● Exercise requirements
Restate the records below word for word, and omit the images they hold.

begin Data to use

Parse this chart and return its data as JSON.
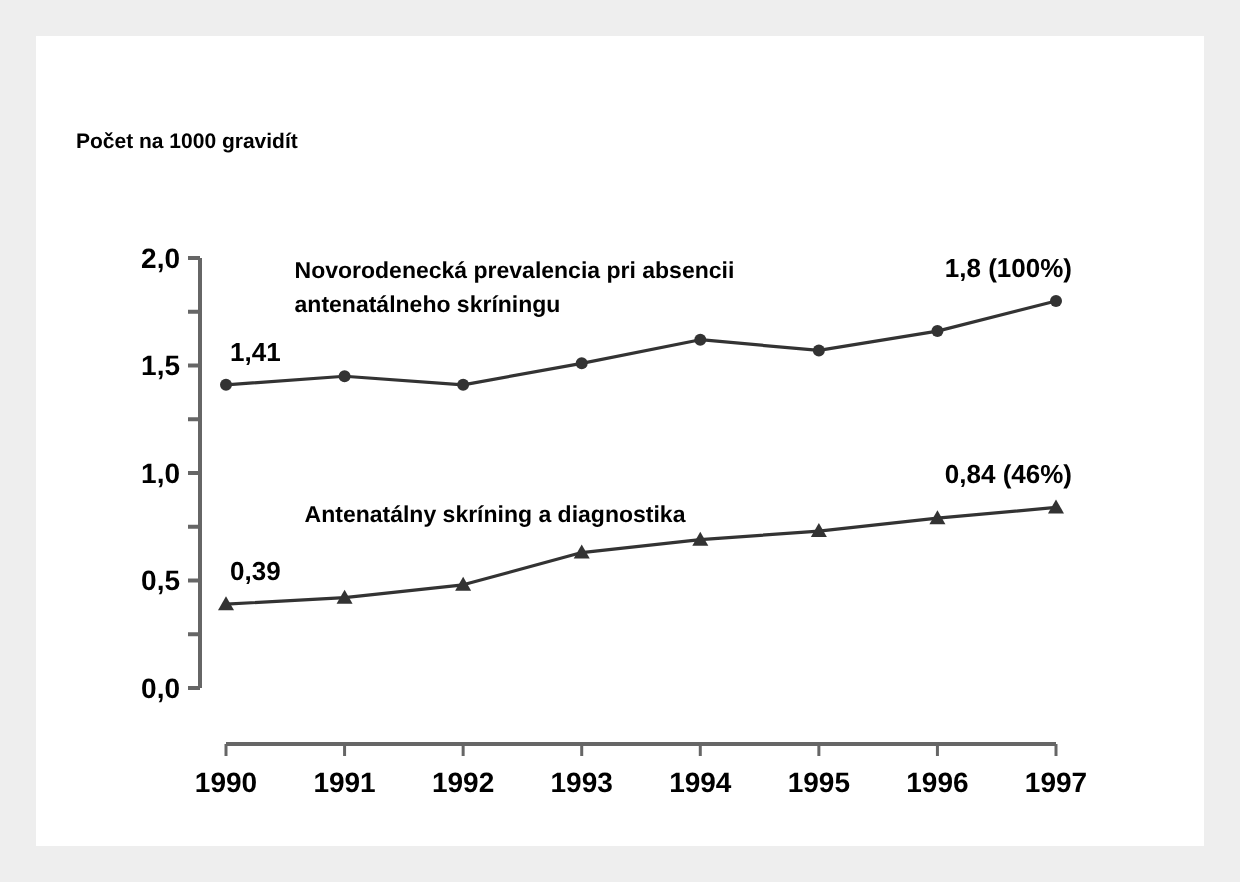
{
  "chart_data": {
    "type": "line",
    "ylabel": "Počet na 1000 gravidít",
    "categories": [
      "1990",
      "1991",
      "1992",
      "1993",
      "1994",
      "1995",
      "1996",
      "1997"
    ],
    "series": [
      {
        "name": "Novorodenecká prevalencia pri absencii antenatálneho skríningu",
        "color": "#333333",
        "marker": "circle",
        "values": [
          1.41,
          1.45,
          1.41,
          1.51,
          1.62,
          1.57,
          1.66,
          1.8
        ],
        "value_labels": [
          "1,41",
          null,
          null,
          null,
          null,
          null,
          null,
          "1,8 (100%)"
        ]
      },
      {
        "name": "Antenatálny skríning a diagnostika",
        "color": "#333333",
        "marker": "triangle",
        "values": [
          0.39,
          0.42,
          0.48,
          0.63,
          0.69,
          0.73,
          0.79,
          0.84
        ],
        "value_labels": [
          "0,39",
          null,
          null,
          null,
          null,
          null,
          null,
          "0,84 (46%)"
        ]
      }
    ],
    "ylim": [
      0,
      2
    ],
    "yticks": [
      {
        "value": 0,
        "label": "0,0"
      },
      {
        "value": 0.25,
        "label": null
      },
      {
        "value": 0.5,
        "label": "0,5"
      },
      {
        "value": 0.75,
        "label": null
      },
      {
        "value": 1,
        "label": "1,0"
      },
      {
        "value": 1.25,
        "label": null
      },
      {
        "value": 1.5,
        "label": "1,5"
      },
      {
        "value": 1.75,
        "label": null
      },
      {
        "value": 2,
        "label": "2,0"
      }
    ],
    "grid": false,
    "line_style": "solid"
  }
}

end Data to use

● The solution
Parse this chart and return its data as JSON.
{
  "chart_data": {
    "type": "line",
    "ylabel": "Počet na 1000 gravidít",
    "categories": [
      "1990",
      "1991",
      "1992",
      "1993",
      "1994",
      "1995",
      "1996",
      "1997"
    ],
    "series": [
      {
        "name": "Novorodenecká prevalencia pri absencii antenatálneho skríningu",
        "color": "#333333",
        "marker": "circle",
        "values": [
          1.41,
          1.45,
          1.41,
          1.51,
          1.62,
          1.57,
          1.66,
          1.8
        ],
        "value_labels": [
          "1,41",
          null,
          null,
          null,
          null,
          null,
          null,
          "1,8 (100%)"
        ]
      },
      {
        "name": "Antenatálny skríning a diagnostika",
        "color": "#333333",
        "marker": "triangle",
        "values": [
          0.39,
          0.42,
          0.48,
          0.63,
          0.69,
          0.73,
          0.79,
          0.84
        ],
        "value_labels": [
          "0,39",
          null,
          null,
          null,
          null,
          null,
          null,
          "0,84 (46%)"
        ]
      }
    ],
    "ylim": [
      0,
      2
    ],
    "yticks": [
      {
        "value": 0,
        "label": "0,0"
      },
      {
        "value": 0.25,
        "label": null
      },
      {
        "value": 0.5,
        "label": "0,5"
      },
      {
        "value": 0.75,
        "label": null
      },
      {
        "value": 1,
        "label": "1,0"
      },
      {
        "value": 1.25,
        "label": null
      },
      {
        "value": 1.5,
        "label": "1,5"
      },
      {
        "value": 1.75,
        "label": null
      },
      {
        "value": 2,
        "label": "2,0"
      }
    ],
    "grid": false,
    "line_style": "solid"
  }
}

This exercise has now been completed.